[Start EXTRACTED MATERIAL]

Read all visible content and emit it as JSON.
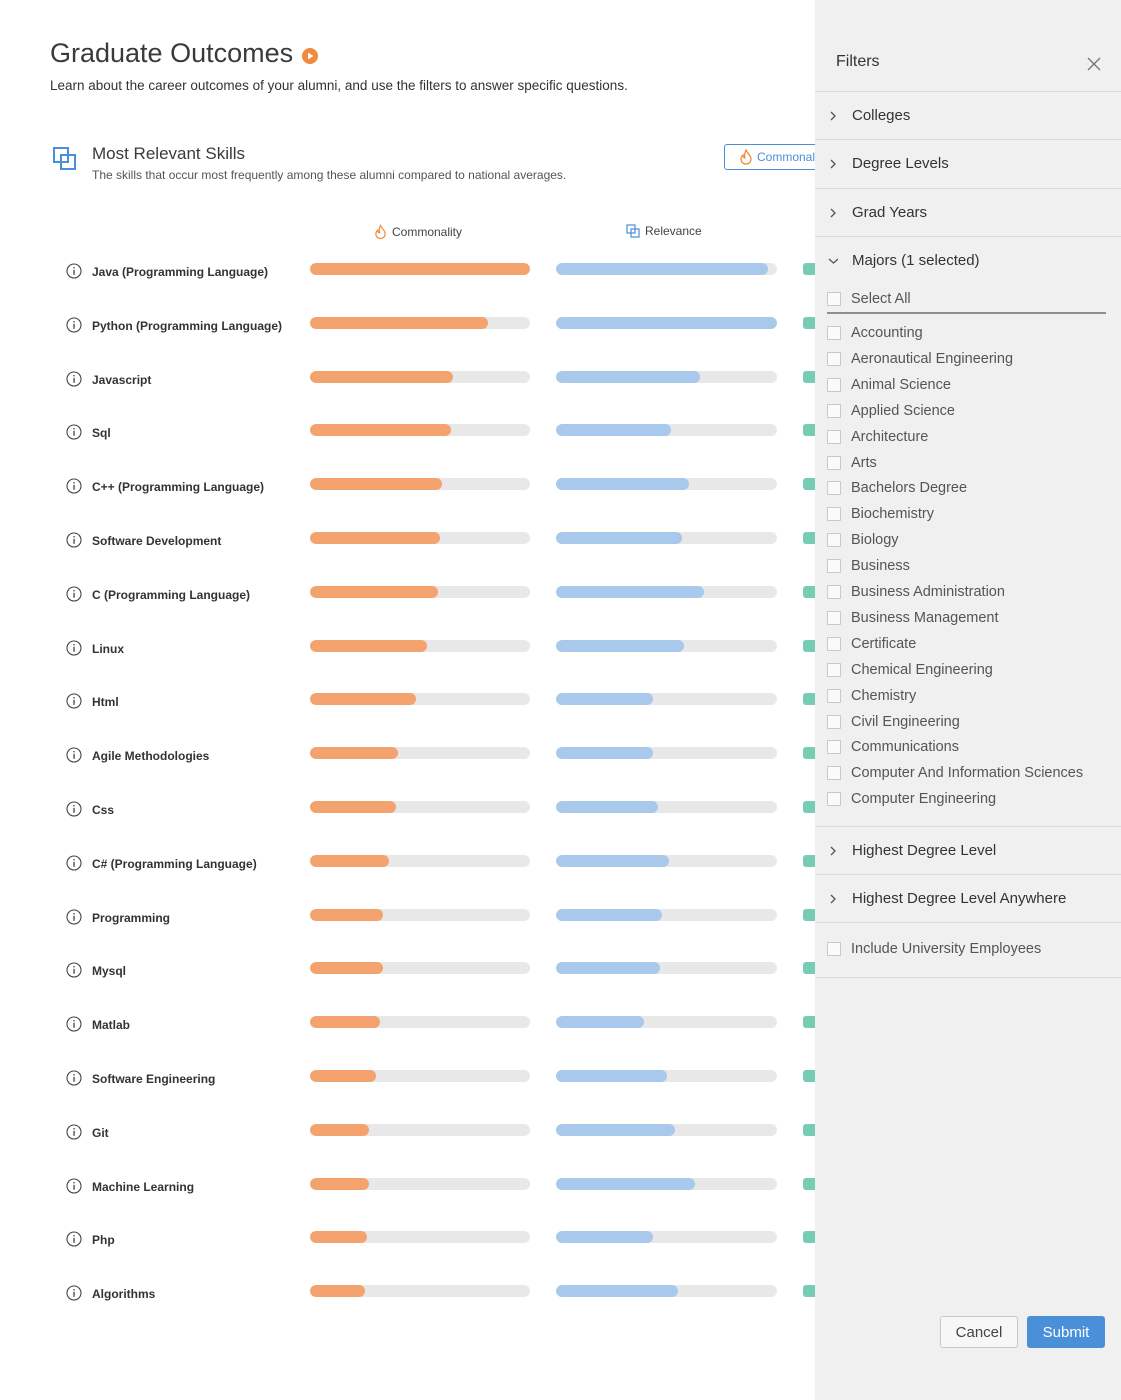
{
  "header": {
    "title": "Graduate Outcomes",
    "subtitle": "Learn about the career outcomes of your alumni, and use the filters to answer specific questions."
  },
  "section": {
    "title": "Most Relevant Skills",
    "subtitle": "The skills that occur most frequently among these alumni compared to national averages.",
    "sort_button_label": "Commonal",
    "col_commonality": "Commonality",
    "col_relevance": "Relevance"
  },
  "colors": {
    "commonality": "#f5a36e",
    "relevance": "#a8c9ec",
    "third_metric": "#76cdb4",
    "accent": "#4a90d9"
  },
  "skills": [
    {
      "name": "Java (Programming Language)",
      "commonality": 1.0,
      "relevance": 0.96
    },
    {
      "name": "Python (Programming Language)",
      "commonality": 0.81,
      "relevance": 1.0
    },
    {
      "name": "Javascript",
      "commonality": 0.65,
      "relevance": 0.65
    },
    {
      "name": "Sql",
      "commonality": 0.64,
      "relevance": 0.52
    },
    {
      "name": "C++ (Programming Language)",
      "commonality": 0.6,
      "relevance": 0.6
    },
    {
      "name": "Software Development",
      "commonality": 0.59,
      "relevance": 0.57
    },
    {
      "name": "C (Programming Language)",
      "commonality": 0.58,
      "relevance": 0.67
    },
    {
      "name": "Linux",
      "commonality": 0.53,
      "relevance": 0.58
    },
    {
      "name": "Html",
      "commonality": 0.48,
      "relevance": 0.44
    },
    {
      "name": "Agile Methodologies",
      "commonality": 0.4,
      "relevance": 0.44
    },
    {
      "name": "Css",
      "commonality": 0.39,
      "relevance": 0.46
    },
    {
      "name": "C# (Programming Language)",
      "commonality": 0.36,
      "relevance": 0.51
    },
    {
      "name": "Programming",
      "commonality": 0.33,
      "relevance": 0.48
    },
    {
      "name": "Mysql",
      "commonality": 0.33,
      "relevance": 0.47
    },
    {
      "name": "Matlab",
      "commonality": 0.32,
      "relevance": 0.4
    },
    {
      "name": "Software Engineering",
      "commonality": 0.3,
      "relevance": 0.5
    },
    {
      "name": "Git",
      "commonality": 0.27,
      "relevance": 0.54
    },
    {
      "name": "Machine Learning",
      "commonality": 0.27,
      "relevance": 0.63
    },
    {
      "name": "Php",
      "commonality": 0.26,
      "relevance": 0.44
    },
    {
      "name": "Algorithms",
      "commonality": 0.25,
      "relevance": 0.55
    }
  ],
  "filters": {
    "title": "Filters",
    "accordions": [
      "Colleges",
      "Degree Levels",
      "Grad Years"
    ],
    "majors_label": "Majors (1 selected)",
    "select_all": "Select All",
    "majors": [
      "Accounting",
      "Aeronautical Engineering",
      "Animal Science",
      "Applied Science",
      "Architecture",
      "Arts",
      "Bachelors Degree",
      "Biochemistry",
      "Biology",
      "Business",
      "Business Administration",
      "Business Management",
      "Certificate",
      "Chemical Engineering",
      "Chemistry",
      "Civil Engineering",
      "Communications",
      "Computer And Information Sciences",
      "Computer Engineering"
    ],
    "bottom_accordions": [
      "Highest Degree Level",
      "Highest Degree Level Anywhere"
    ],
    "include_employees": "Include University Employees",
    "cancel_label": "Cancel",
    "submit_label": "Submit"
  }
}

[End EXTRACTED MATERIAL]
[Start EXTRACTED MATERIAL]

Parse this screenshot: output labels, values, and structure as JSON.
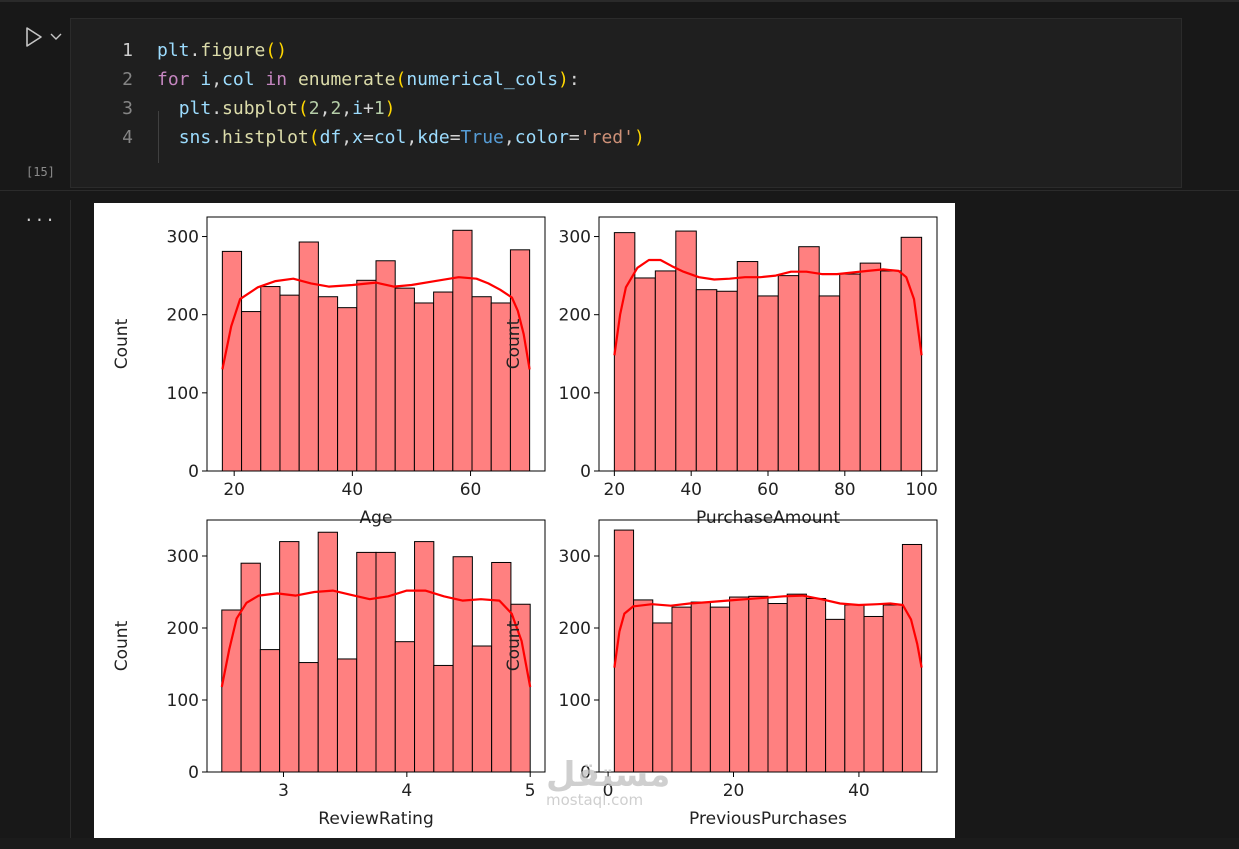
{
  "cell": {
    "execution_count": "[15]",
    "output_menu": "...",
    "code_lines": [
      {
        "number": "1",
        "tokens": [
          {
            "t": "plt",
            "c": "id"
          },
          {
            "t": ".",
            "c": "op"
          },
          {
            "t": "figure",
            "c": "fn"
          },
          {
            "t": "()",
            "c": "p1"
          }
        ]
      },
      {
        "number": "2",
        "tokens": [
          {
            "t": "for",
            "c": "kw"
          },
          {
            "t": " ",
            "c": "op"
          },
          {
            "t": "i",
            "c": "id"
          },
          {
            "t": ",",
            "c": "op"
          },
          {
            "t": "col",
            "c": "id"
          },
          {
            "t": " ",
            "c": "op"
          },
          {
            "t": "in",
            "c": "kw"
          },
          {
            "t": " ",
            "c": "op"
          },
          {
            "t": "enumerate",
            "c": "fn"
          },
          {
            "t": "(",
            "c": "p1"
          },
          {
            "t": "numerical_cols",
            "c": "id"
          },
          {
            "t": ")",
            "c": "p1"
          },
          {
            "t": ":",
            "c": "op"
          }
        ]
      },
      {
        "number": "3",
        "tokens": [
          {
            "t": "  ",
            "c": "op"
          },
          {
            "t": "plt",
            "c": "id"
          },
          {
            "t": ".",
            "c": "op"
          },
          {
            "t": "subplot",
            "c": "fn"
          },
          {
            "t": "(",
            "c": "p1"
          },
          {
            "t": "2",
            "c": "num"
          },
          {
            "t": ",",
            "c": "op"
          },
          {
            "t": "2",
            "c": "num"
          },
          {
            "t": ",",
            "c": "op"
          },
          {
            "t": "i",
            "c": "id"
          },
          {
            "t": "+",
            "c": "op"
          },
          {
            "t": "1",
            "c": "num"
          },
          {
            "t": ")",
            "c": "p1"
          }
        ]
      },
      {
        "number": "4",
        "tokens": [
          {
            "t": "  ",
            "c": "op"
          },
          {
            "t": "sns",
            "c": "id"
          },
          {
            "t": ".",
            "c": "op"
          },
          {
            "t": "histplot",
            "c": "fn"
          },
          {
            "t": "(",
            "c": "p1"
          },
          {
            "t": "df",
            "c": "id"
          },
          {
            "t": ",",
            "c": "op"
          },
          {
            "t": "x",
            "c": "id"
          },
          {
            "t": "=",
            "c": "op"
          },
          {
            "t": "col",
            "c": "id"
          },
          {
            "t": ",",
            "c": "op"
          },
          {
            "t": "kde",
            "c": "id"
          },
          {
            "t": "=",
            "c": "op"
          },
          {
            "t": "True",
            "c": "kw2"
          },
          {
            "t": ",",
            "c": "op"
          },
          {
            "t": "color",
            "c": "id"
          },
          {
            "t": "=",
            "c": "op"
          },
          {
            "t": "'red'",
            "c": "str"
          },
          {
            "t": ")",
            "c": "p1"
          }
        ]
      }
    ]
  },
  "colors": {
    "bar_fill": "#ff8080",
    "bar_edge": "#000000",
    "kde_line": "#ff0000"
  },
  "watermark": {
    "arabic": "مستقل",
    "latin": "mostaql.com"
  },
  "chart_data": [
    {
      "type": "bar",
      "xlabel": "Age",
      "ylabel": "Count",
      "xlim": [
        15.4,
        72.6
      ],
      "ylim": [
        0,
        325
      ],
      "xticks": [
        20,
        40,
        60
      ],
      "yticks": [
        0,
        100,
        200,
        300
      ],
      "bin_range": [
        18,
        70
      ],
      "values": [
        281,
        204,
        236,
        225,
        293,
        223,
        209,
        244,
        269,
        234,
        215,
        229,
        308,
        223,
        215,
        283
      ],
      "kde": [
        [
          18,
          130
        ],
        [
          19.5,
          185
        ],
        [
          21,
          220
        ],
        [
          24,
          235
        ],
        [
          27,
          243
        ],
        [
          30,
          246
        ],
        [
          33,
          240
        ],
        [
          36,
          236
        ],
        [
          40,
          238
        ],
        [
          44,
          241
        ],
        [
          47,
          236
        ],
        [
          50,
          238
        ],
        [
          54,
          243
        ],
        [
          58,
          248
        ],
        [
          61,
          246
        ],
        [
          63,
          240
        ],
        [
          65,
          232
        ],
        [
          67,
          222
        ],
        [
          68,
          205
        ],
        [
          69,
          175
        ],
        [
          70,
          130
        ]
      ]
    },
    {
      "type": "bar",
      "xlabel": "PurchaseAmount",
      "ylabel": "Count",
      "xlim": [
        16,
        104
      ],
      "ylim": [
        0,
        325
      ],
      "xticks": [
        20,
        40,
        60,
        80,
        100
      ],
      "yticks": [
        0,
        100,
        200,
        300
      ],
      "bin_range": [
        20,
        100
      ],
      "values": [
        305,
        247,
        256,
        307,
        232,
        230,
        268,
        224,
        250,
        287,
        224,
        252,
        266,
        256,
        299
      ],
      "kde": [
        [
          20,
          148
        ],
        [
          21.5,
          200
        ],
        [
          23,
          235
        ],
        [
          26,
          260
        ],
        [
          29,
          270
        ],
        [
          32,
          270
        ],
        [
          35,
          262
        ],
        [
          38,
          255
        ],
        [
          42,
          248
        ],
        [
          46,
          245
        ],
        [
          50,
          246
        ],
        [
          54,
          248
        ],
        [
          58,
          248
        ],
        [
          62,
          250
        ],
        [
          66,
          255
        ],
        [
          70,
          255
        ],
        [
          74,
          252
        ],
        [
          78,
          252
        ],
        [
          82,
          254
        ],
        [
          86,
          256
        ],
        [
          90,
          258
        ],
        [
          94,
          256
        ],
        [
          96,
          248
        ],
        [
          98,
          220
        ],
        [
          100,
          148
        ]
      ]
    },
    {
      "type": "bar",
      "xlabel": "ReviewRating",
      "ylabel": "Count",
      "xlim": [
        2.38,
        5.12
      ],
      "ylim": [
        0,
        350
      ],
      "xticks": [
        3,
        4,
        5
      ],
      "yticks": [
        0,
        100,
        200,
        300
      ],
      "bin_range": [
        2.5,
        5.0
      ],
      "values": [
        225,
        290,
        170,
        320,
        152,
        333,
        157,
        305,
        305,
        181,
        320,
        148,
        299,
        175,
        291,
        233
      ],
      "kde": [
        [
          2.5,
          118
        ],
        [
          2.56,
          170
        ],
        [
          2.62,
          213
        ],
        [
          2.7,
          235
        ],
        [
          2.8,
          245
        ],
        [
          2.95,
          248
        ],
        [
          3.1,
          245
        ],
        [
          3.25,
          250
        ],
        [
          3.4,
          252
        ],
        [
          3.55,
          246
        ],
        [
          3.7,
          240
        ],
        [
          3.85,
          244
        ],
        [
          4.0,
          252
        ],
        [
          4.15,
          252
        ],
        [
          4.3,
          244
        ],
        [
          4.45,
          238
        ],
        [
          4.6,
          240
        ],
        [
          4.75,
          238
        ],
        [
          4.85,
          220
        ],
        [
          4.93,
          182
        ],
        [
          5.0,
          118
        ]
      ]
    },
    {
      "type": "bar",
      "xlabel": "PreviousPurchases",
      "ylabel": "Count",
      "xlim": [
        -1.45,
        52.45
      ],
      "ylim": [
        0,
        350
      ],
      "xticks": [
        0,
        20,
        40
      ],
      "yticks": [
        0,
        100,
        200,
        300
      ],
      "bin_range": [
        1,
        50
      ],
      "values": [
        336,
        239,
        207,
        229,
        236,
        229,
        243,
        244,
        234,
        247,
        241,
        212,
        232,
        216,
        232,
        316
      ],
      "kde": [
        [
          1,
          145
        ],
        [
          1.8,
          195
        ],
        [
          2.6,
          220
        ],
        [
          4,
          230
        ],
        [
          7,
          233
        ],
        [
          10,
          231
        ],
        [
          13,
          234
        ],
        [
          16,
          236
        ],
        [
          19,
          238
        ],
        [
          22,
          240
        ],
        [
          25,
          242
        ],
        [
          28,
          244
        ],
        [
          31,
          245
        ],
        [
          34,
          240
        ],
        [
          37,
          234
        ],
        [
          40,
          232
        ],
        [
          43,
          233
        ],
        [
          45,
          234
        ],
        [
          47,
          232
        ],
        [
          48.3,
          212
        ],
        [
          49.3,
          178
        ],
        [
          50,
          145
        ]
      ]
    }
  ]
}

[End EXTRACTED MATERIAL]

### WHAT YOU SHOULD DO
Take every line containing the word "Highest" and copy it.

### THE OUTPUT
      "Highest Degree Level",
      "Highest Degree Level Anywhere"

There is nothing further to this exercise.